◆ Do this: Copy each line with the word "営業本部" in it.

◆ Exercise materials:
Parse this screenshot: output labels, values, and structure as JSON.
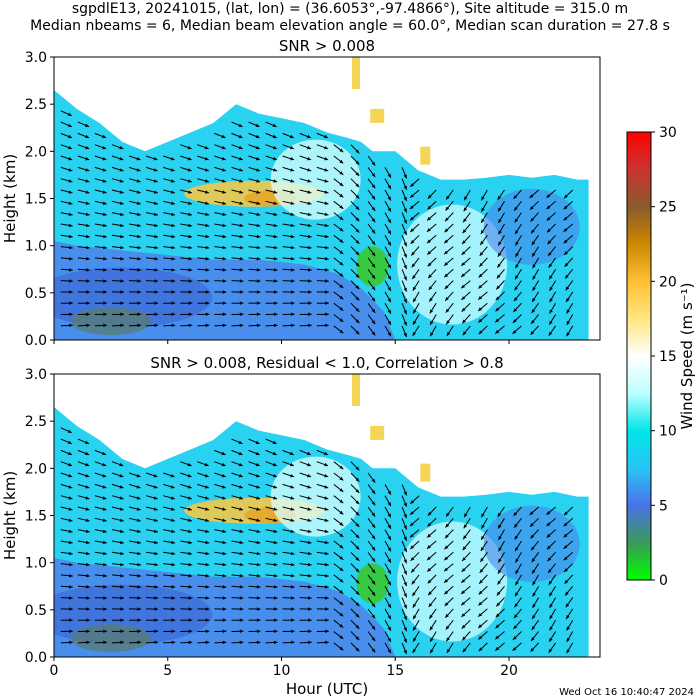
{
  "header": {
    "line1": "sgpdlE13, 20241015, (lat, lon) = (36.6053°,-97.4866°), Site altitude = 315.0 m",
    "line2": "Median nbeams = 6, Median beam elevation angle = 60.0°, Median scan duration = 27.8 s"
  },
  "footer": {
    "timestamp": "Wed Oct 16 10:40:47 2024"
  },
  "colorbar": {
    "label": "Wind Speed (m s⁻¹)",
    "min": 0,
    "max": 30,
    "ticks": [
      "0",
      "5",
      "10",
      "15",
      "20",
      "25",
      "30"
    ],
    "stops": [
      "#00ff00",
      "#3a9a58",
      "#4a72e8",
      "#29c5f6",
      "#00e6e6",
      "#bfffff",
      "#ffffff",
      "#ffe680",
      "#ffbf33",
      "#cc8800",
      "#8b5a2b",
      "#cc3333",
      "#ff0000"
    ]
  },
  "chart_data": [
    {
      "type": "heatmap",
      "title": "SNR > 0.008",
      "xlabel": "",
      "ylabel": "Height (km)",
      "xlim": [
        0,
        24
      ],
      "ylim": [
        0,
        3
      ],
      "xticks": [
        0,
        5,
        10,
        15,
        20
      ],
      "yticks": [
        "0.0",
        "0.5",
        "1.0",
        "1.5",
        "2.0",
        "2.5",
        "3.0"
      ],
      "top_profile_km": [
        [
          0,
          2.65
        ],
        [
          1,
          2.45
        ],
        [
          2,
          2.3
        ],
        [
          3,
          2.1
        ],
        [
          4,
          2.0
        ],
        [
          5,
          2.1
        ],
        [
          6,
          2.2
        ],
        [
          7,
          2.3
        ],
        [
          8,
          2.5
        ],
        [
          9,
          2.4
        ],
        [
          10,
          2.35
        ],
        [
          11,
          2.3
        ],
        [
          12,
          2.2
        ],
        [
          12.8,
          2.15
        ],
        [
          13.5,
          2.1
        ],
        [
          14,
          2.0
        ],
        [
          15,
          2.0
        ],
        [
          16,
          1.8
        ],
        [
          17,
          1.7
        ],
        [
          18,
          1.7
        ],
        [
          19,
          1.72
        ],
        [
          20,
          1.75
        ],
        [
          21,
          1.72
        ],
        [
          22,
          1.75
        ],
        [
          23,
          1.7
        ],
        [
          23.5,
          1.7
        ]
      ]
    },
    {
      "type": "heatmap",
      "title": "SNR > 0.008, Residual < 1.0, Correlation > 0.8",
      "xlabel": "Hour (UTC)",
      "ylabel": "Height (km)",
      "xlim": [
        0,
        24
      ],
      "ylim": [
        0,
        3
      ],
      "xticks": [
        0,
        5,
        10,
        15,
        20
      ],
      "yticks": [
        "0.0",
        "0.5",
        "1.0",
        "1.5",
        "2.0",
        "2.5",
        "3.0"
      ],
      "top_profile_km": [
        [
          0,
          2.65
        ],
        [
          1,
          2.45
        ],
        [
          2,
          2.3
        ],
        [
          3,
          2.1
        ],
        [
          4,
          2.0
        ],
        [
          5,
          2.1
        ],
        [
          6,
          2.2
        ],
        [
          7,
          2.3
        ],
        [
          8,
          2.5
        ],
        [
          9,
          2.4
        ],
        [
          10,
          2.35
        ],
        [
          11,
          2.3
        ],
        [
          12,
          2.2
        ],
        [
          12.8,
          2.15
        ],
        [
          13.5,
          2.1
        ],
        [
          14,
          2.0
        ],
        [
          15,
          2.0
        ],
        [
          16,
          1.8
        ],
        [
          17,
          1.7
        ],
        [
          18,
          1.7
        ],
        [
          19,
          1.72
        ],
        [
          20,
          1.75
        ],
        [
          21,
          1.72
        ],
        [
          22,
          1.75
        ],
        [
          23,
          1.7
        ],
        [
          23.5,
          1.7
        ]
      ]
    }
  ]
}
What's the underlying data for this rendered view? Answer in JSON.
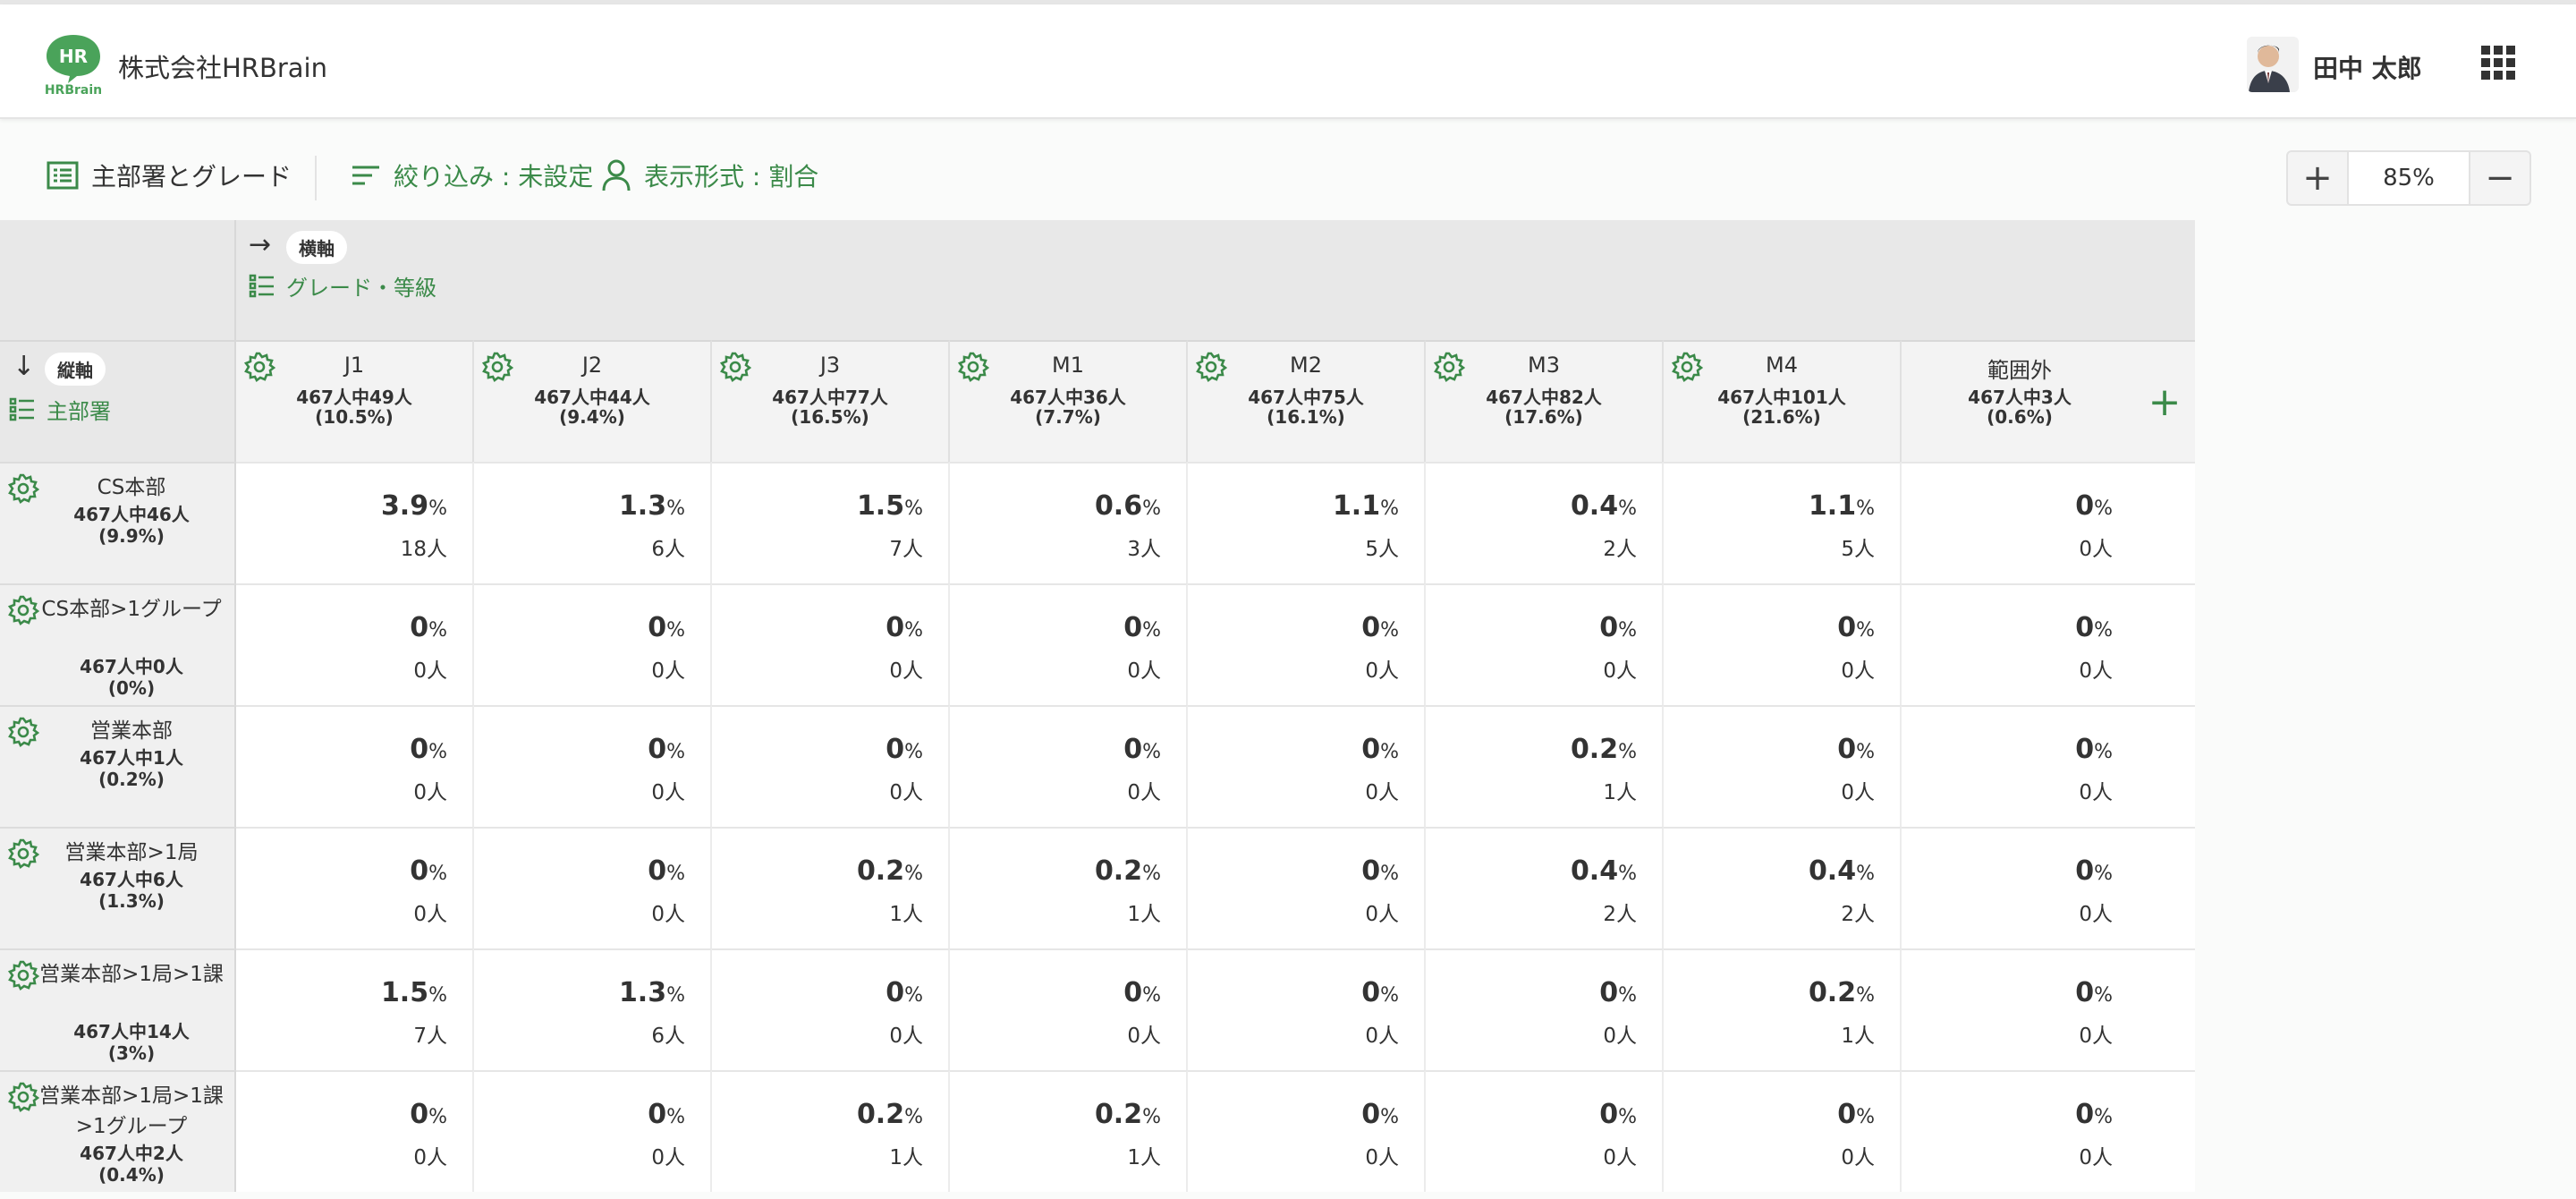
{
  "header": {
    "logo_text": "HR",
    "logo_sub": "HRBrain",
    "company": "株式会社HRBrain",
    "user_name": "田中 太郎",
    "brand_color": "#3b8a49"
  },
  "toolbar": {
    "dept_grade_label": "主部署とグレード",
    "filter_label": "絞り込み : 未設定",
    "view_label": "表示形式 : 割合",
    "zoom_value": "85%",
    "zoom_in": "+",
    "zoom_out": "−"
  },
  "axes": {
    "x_pill": "横軸",
    "x_label": "グレード・等級",
    "y_pill": "縦軸",
    "y_label": "主部署",
    "x_arrow": "→",
    "y_arrow": "↓"
  },
  "columns": [
    {
      "name": "J1",
      "count": "467人中49人",
      "pct": "(10.5%)"
    },
    {
      "name": "J2",
      "count": "467人中44人",
      "pct": "(9.4%)"
    },
    {
      "name": "J3",
      "count": "467人中77人",
      "pct": "(16.5%)"
    },
    {
      "name": "M1",
      "count": "467人中36人",
      "pct": "(7.7%)"
    },
    {
      "name": "M2",
      "count": "467人中75人",
      "pct": "(16.1%)"
    },
    {
      "name": "M3",
      "count": "467人中82人",
      "pct": "(17.6%)"
    },
    {
      "name": "M4",
      "count": "467人中101人",
      "pct": "(21.6%)"
    },
    {
      "name": "範囲外",
      "count": "467人中3人",
      "pct": "(0.6%)"
    }
  ],
  "rows": [
    {
      "name": "CS本部",
      "count": "467人中46人",
      "pct": "(9.9%)",
      "cells": [
        [
          "3.9",
          "18人"
        ],
        [
          "1.3",
          "6人"
        ],
        [
          "1.5",
          "7人"
        ],
        [
          "0.6",
          "3人"
        ],
        [
          "1.1",
          "5人"
        ],
        [
          "0.4",
          "2人"
        ],
        [
          "1.1",
          "5人"
        ],
        [
          "0",
          "0人"
        ]
      ]
    },
    {
      "name": "CS本部>1グループ",
      "count": "467人中0人",
      "pct": "(0%)",
      "cells": [
        [
          "0",
          "0人"
        ],
        [
          "0",
          "0人"
        ],
        [
          "0",
          "0人"
        ],
        [
          "0",
          "0人"
        ],
        [
          "0",
          "0人"
        ],
        [
          "0",
          "0人"
        ],
        [
          "0",
          "0人"
        ],
        [
          "0",
          "0人"
        ]
      ]
    },
    {
      "name": "営業本部",
      "count": "467人中1人",
      "pct": "(0.2%)",
      "cells": [
        [
          "0",
          "0人"
        ],
        [
          "0",
          "0人"
        ],
        [
          "0",
          "0人"
        ],
        [
          "0",
          "0人"
        ],
        [
          "0",
          "0人"
        ],
        [
          "0.2",
          "1人"
        ],
        [
          "0",
          "0人"
        ],
        [
          "0",
          "0人"
        ]
      ]
    },
    {
      "name": "営業本部>1局",
      "count": "467人中6人",
      "pct": "(1.3%)",
      "cells": [
        [
          "0",
          "0人"
        ],
        [
          "0",
          "0人"
        ],
        [
          "0.2",
          "1人"
        ],
        [
          "0.2",
          "1人"
        ],
        [
          "0",
          "0人"
        ],
        [
          "0.4",
          "2人"
        ],
        [
          "0.4",
          "2人"
        ],
        [
          "0",
          "0人"
        ]
      ]
    },
    {
      "name": "営業本部>1局>1課",
      "count": "467人中14人",
      "pct": "(3%)",
      "cells": [
        [
          "1.5",
          "7人"
        ],
        [
          "1.3",
          "6人"
        ],
        [
          "0",
          "0人"
        ],
        [
          "0",
          "0人"
        ],
        [
          "0",
          "0人"
        ],
        [
          "0",
          "0人"
        ],
        [
          "0.2",
          "1人"
        ],
        [
          "0",
          "0人"
        ]
      ]
    },
    {
      "name": "営業本部>1局>1課>1グループ",
      "count": "467人中2人",
      "pct": "(0.4%)",
      "cells": [
        [
          "0",
          "0人"
        ],
        [
          "0",
          "0人"
        ],
        [
          "0.2",
          "1人"
        ],
        [
          "0.2",
          "1人"
        ],
        [
          "0",
          "0人"
        ],
        [
          "0",
          "0人"
        ],
        [
          "0",
          "0人"
        ],
        [
          "0",
          "0人"
        ]
      ]
    }
  ],
  "unit_pct": "%",
  "add_column": "+"
}
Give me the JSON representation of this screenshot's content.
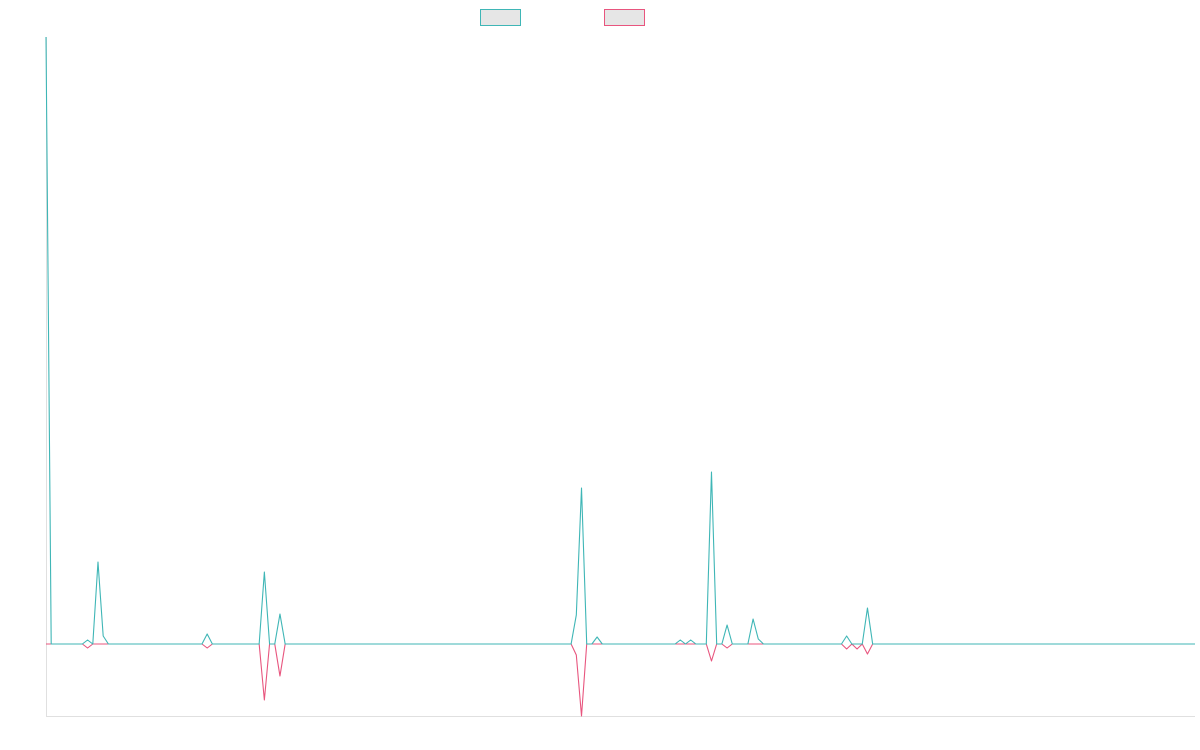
{
  "chart_data": {
    "type": "line",
    "legend": "top",
    "legend_fill": "#e6e6e6",
    "ylim": [
      -7.2,
      60.7
    ],
    "series": [
      {
        "color": "#3fb6b6",
        "values": [
          60.7,
          0,
          0,
          0,
          0,
          0,
          0,
          0,
          0.4,
          0,
          8.2,
          0.8,
          0,
          0,
          0,
          0,
          0,
          0,
          0,
          0,
          0,
          0,
          0,
          0,
          0,
          0,
          0,
          0,
          0,
          0,
          0,
          1.0,
          0,
          0,
          0,
          0,
          0,
          0,
          0,
          0,
          0,
          0,
          7.2,
          0,
          0,
          3.0,
          0,
          0,
          0,
          0,
          0,
          0,
          0,
          0,
          0,
          0,
          0,
          0,
          0,
          0,
          0,
          0,
          0,
          0,
          0,
          0,
          0,
          0,
          0,
          0,
          0,
          0,
          0,
          0,
          0,
          0,
          0,
          0,
          0,
          0,
          0,
          0,
          0,
          0,
          0,
          0,
          0,
          0,
          0,
          0,
          0,
          0,
          0,
          0,
          0,
          0,
          0,
          0,
          0,
          0,
          0,
          0,
          2.9,
          15.6,
          0,
          0,
          0.7,
          0,
          0,
          0,
          0,
          0,
          0,
          0,
          0,
          0,
          0,
          0,
          0,
          0,
          0,
          0,
          0.4,
          0,
          0.4,
          0,
          0,
          0,
          17.2,
          0,
          0,
          1.9,
          0,
          0,
          0,
          0,
          2.5,
          0.5,
          0,
          0,
          0,
          0,
          0,
          0,
          0,
          0,
          0,
          0,
          0,
          0,
          0,
          0,
          0,
          0,
          0.8,
          0,
          0,
          0,
          3.6,
          0,
          0,
          0,
          0,
          0,
          0,
          0,
          0,
          0,
          0,
          0,
          0,
          0,
          0,
          0,
          0,
          0,
          0,
          0,
          0,
          0,
          0,
          0,
          0,
          0,
          0,
          0,
          0,
          0,
          0,
          0,
          0,
          0,
          0,
          0,
          0,
          0,
          0,
          0,
          0,
          0,
          0,
          0,
          0,
          0,
          0,
          0,
          0,
          0,
          0,
          0,
          0,
          0,
          0,
          0,
          0,
          0,
          0,
          0,
          0,
          0,
          0,
          0
        ]
      },
      {
        "color": "#e8557e",
        "values": [
          0,
          0,
          0,
          0,
          0,
          0,
          0,
          0,
          -0.4,
          0,
          0,
          0,
          0,
          0,
          0,
          0,
          0,
          0,
          0,
          0,
          0,
          0,
          0,
          0,
          0,
          0,
          0,
          0,
          0,
          0,
          0,
          -0.4,
          0,
          0,
          0,
          0,
          0,
          0,
          0,
          0,
          0,
          0,
          -5.6,
          0,
          0,
          -3.2,
          0,
          0,
          0,
          0,
          0,
          0,
          0,
          0,
          0,
          0,
          0,
          0,
          0,
          0,
          0,
          0,
          0,
          0,
          0,
          0,
          0,
          0,
          0,
          0,
          0,
          0,
          0,
          0,
          0,
          0,
          0,
          0,
          0,
          0,
          0,
          0,
          0,
          0,
          0,
          0,
          0,
          0,
          0,
          0,
          0,
          0,
          0,
          0,
          0,
          0,
          0,
          0,
          0,
          0,
          0,
          0,
          -1.1,
          -7.2,
          0,
          0,
          0,
          0,
          0,
          0,
          0,
          0,
          0,
          0,
          0,
          0,
          0,
          0,
          0,
          0,
          0,
          0,
          0,
          0,
          0,
          0,
          0,
          0,
          -1.7,
          0,
          0,
          -0.4,
          0,
          0,
          0,
          0,
          0,
          0,
          0,
          0,
          0,
          0,
          0,
          0,
          0,
          0,
          0,
          0,
          0,
          0,
          0,
          0,
          0,
          0,
          -0.5,
          0,
          -0.5,
          0,
          -1.0,
          0,
          0,
          0,
          0,
          0,
          0,
          0,
          0,
          0,
          0,
          0,
          0,
          0,
          0,
          0,
          0,
          0,
          0,
          0,
          0,
          0,
          0,
          0,
          0,
          0,
          0,
          0,
          0,
          0,
          0,
          0,
          0,
          0,
          0,
          0,
          0,
          0,
          0,
          0,
          0,
          0,
          0,
          0,
          0,
          0,
          0,
          0,
          0,
          0,
          0,
          0,
          0,
          0,
          0,
          0,
          0,
          0,
          0,
          0,
          0,
          0,
          0,
          0
        ]
      }
    ]
  }
}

◆ Completed exercise:
      "name": "営業本部",
      "name": "営業本部>1局",
      "name": "営業本部>1局>1課",
      "name": "営業本部>1局>1課>1グループ",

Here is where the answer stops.